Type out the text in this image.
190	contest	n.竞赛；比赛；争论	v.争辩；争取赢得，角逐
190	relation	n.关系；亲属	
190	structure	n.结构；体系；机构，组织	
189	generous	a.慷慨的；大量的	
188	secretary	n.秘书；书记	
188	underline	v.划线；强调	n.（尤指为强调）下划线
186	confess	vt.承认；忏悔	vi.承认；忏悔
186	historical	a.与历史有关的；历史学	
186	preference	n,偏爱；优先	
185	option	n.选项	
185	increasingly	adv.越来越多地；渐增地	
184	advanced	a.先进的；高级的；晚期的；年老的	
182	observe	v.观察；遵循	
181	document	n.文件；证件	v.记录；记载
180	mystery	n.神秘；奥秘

*Short exercise*. Please reproduce every line of the material word for word.

*Result*.
Type out the text in this image.
190	contest	n.竞赛；比赛；争论	v.争辩；争取赢得，角逐
190	relation	n.关系；亲属	
190	structure	n.结构；体系；机构，组织	
189	generous	a.慷慨的；大量的	
188	secretary	n.秘书；书记	
188	underline	v.划线；强调	n.（尤指为强调）下划线
186	confess	vt.承认；忏悔	vi.承认；忏悔
186	historical	a.与历史有关的；历史学	
186	preference	n,偏爱；优先	
185	option	n.选项	
185	increasingly	adv.越来越多地；渐增地	
184	advanced	a.先进的；高级的；晚期的；年老的	
182	observe	v.观察；遵循	
181	document	n.文件；证件	v.记录；记载
180	mystery	n.神秘；奥秘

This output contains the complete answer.